**Description of the task**. Read the data and repeat it in full, exactly.

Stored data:

━━━━━━━━━━━━━━━━━━━━━━━━━━━━━━

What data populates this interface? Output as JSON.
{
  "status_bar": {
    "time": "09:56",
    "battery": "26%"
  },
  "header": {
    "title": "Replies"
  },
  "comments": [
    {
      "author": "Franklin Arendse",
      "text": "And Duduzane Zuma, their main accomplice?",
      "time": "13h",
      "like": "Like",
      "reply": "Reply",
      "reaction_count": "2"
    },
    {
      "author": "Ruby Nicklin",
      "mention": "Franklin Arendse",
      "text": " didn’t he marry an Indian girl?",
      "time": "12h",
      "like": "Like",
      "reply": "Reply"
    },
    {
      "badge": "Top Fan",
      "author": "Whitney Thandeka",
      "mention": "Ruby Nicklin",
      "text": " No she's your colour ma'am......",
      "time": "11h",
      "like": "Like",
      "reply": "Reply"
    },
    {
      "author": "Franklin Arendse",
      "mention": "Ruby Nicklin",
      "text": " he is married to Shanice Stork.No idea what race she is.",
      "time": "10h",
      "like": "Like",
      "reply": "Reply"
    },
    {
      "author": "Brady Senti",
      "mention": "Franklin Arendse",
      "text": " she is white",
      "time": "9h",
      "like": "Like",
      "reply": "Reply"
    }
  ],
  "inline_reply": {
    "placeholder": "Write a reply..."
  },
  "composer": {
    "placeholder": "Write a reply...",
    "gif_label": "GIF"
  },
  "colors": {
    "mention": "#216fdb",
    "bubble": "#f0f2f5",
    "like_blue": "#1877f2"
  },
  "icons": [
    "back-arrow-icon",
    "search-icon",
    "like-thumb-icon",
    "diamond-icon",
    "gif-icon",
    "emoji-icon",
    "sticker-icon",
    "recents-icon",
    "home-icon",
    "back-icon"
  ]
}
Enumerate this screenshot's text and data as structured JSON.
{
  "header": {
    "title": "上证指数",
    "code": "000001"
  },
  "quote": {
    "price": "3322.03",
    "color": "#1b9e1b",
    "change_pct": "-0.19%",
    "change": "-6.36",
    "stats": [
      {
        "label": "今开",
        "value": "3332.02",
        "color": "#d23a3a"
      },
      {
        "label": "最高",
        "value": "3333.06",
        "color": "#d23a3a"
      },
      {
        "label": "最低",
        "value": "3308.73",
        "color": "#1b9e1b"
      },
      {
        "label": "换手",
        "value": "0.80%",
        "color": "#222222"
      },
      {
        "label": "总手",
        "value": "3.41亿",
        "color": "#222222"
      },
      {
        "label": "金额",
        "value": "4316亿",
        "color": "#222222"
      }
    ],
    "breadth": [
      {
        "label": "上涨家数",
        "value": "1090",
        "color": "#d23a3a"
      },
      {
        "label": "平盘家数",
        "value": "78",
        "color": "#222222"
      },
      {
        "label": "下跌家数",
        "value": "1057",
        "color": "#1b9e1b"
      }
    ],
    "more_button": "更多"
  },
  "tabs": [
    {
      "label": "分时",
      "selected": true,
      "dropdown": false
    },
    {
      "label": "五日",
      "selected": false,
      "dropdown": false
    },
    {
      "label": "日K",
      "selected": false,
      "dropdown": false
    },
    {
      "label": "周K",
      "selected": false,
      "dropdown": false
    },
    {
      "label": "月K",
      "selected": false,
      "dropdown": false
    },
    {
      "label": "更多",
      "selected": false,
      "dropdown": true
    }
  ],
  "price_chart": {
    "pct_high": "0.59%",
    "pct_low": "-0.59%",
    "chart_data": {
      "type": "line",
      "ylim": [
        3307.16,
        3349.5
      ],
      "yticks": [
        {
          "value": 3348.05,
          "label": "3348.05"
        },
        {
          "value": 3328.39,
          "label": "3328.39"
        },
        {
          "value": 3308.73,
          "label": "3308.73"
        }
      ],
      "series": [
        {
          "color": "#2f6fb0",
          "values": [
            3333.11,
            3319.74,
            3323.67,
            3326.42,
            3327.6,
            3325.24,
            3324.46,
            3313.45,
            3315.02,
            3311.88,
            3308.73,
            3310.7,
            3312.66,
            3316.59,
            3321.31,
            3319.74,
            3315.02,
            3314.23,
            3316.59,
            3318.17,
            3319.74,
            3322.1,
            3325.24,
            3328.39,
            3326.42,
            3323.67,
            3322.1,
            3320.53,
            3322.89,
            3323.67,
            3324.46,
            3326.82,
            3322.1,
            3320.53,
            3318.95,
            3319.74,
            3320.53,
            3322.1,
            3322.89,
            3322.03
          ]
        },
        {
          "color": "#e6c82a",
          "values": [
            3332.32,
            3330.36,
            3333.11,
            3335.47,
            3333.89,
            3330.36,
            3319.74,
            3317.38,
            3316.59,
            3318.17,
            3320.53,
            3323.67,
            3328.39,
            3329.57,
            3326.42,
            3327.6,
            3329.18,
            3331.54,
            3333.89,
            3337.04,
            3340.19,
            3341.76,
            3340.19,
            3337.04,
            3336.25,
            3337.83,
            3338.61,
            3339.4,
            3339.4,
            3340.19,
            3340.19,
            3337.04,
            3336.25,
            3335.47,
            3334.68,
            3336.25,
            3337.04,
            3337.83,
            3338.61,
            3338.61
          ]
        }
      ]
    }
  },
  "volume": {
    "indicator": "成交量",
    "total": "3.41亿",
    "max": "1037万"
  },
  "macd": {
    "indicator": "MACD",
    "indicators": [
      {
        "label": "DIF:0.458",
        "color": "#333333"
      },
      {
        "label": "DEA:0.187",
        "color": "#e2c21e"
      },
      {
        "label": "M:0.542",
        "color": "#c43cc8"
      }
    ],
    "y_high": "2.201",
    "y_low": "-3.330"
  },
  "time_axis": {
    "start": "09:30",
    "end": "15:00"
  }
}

━━━━━━━━━━━━━━━━━━━━━━━━━━━━━━

**Output for this exercise**.
What data populates this interface? Output as JSON.
{
  "status_bar": {
    "time": "09:56",
    "battery": "26%"
  },
  "header": {
    "title": "Replies"
  },
  "comments": [
    {
      "author": "Franklin Arendse",
      "text": "And Duduzane Zuma, their main accomplice?",
      "time": "13h",
      "like": "Like",
      "reply": "Reply",
      "reaction_count": "2"
    },
    {
      "author": "Ruby Nicklin",
      "mention": "Franklin Arendse",
      "text": " didn’t he marry an Indian girl?",
      "time": "12h",
      "like": "Like",
      "reply": "Reply"
    },
    {
      "badge": "Top Fan",
      "author": "Whitney Thandeka",
      "mention": "Ruby Nicklin",
      "text": " No she's your colour ma'am......",
      "time": "11h",
      "like": "Like",
      "reply": "Reply"
    },
    {
      "author": "Franklin Arendse",
      "mention": "Ruby Nicklin",
      "text": " he is married to Shanice Stork.No idea what race she is.",
      "time": "10h",
      "like": "Like",
      "reply": "Reply"
    },
    {
      "author": "Brady Senti",
      "mention": "Franklin Arendse",
      "text": " she is white",
      "time": "9h",
      "like": "Like",
      "reply": "Reply"
    }
  ],
  "inline_reply": {
    "placeholder": "Write a reply..."
  },
  "composer": {
    "placeholder": "Write a reply...",
    "gif_label": "GIF"
  },
  "colors": {
    "mention": "#216fdb",
    "bubble": "#f0f2f5",
    "like_blue": "#1877f2"
  },
  "icons": [
    "back-arrow-icon",
    "search-icon",
    "like-thumb-icon",
    "diamond-icon",
    "gif-icon",
    "emoji-icon",
    "sticker-icon",
    "recents-icon",
    "home-icon",
    "back-icon"
  ]
}
Enumerate this screenshot's text and data as structured JSON.
{
  "header": {
    "title": "上证指数",
    "code": "000001"
  },
  "quote": {
    "price": "3322.03",
    "color": "#1b9e1b",
    "change_pct": "-0.19%",
    "change": "-6.36",
    "stats": [
      {
        "label": "今开",
        "value": "3332.02",
        "color": "#d23a3a"
      },
      {
        "label": "最高",
        "value": "3333.06",
        "color": "#d23a3a"
      },
      {
        "label": "最低",
        "value": "3308.73",
        "color": "#1b9e1b"
      },
      {
        "label": "换手",
        "value": "0.80%",
        "color": "#222222"
      },
      {
        "label": "总手",
        "value": "3.41亿",
        "color": "#222222"
      },
      {
        "label": "金额",
        "value": "4316亿",
        "color": "#222222"
      }
    ],
    "breadth": [
      {
        "label": "上涨家数",
        "value": "1090",
        "color": "#d23a3a"
      },
      {
        "label": "平盘家数",
        "value": "78",
        "color": "#222222"
      },
      {
        "label": "下跌家数",
        "value": "1057",
        "color": "#1b9e1b"
      }
    ],
    "more_button": "更多"
  },
  "tabs": [
    {
      "label": "分时",
      "selected": true,
      "dropdown": false
    },
    {
      "label": "五日",
      "selected": false,
      "dropdown": false
    },
    {
      "label": "日K",
      "selected": false,
      "dropdown": false
    },
    {
      "label": "周K",
      "selected": false,
      "dropdown": false
    },
    {
      "label": "月K",
      "selected": false,
      "dropdown": false
    },
    {
      "label": "更多",
      "selected": false,
      "dropdown": true
    }
  ],
  "price_chart": {
    "pct_high": "0.59%",
    "pct_low": "-0.59%",
    "chart_data": {
      "type": "line",
      "ylim": [
        3307.16,
        3349.5
      ],
      "yticks": [
        {
          "value": 3348.05,
          "label": "3348.05"
        },
        {
          "value": 3328.39,
          "label": "3328.39"
        },
        {
          "value": 3308.73,
          "label": "3308.73"
        }
      ],
      "series": [
        {
          "color": "#2f6fb0",
          "values": [
            3333.11,
            3319.74,
            3323.67,
            3326.42,
            3327.6,
            3325.24,
            3324.46,
            3313.45,
            3315.02,
            3311.88,
            3308.73,
            3310.7,
            3312.66,
            3316.59,
            3321.31,
            3319.74,
            3315.02,
            3314.23,
            3316.59,
            3318.17,
            3319.74,
            3322.1,
            3325.24,
            3328.39,
            3326.42,
            3323.67,
            3322.1,
            3320.53,
            3322.89,
            3323.67,
            3324.46,
            3326.82,
            3322.1,
            3320.53,
            3318.95,
            3319.74,
            3320.53,
            3322.1,
            3322.89,
            3322.03
          ]
        },
        {
          "color": "#e6c82a",
          "values": [
            3332.32,
            3330.36,
            3333.11,
            3335.47,
            3333.89,
            3330.36,
            3319.74,
            3317.38,
            3316.59,
            3318.17,
            3320.53,
            3323.67,
            3328.39,
            3329.57,
            3326.42,
            3327.6,
            3329.18,
            3331.54,
            3333.89,
            3337.04,
            3340.19,
            3341.76,
            3340.19,
            3337.04,
            3336.25,
            3337.83,
            3338.61,
            3339.4,
            3339.4,
            3340.19,
            3340.19,
            3337.04,
            3336.25,
            3335.47,
            3334.68,
            3336.25,
            3337.04,
            3337.83,
            3338.61,
            3338.61
          ]
        }
      ]
    }
  },
  "volume": {
    "indicator": "成交量",
    "total": "3.41亿",
    "max": "1037万"
  },
  "macd": {
    "indicator": "MACD",
    "indicators": [
      {
        "label": "DIF:0.458",
        "color": "#333333"
      },
      {
        "label": "DEA:0.187",
        "color": "#e2c21e"
      },
      {
        "label": "M:0.542",
        "color": "#c43cc8"
      }
    ],
    "y_high": "2.201",
    "y_low": "-3.330"
  },
  "time_axis": {
    "start": "09:30",
    "end": "15:00"
  }
}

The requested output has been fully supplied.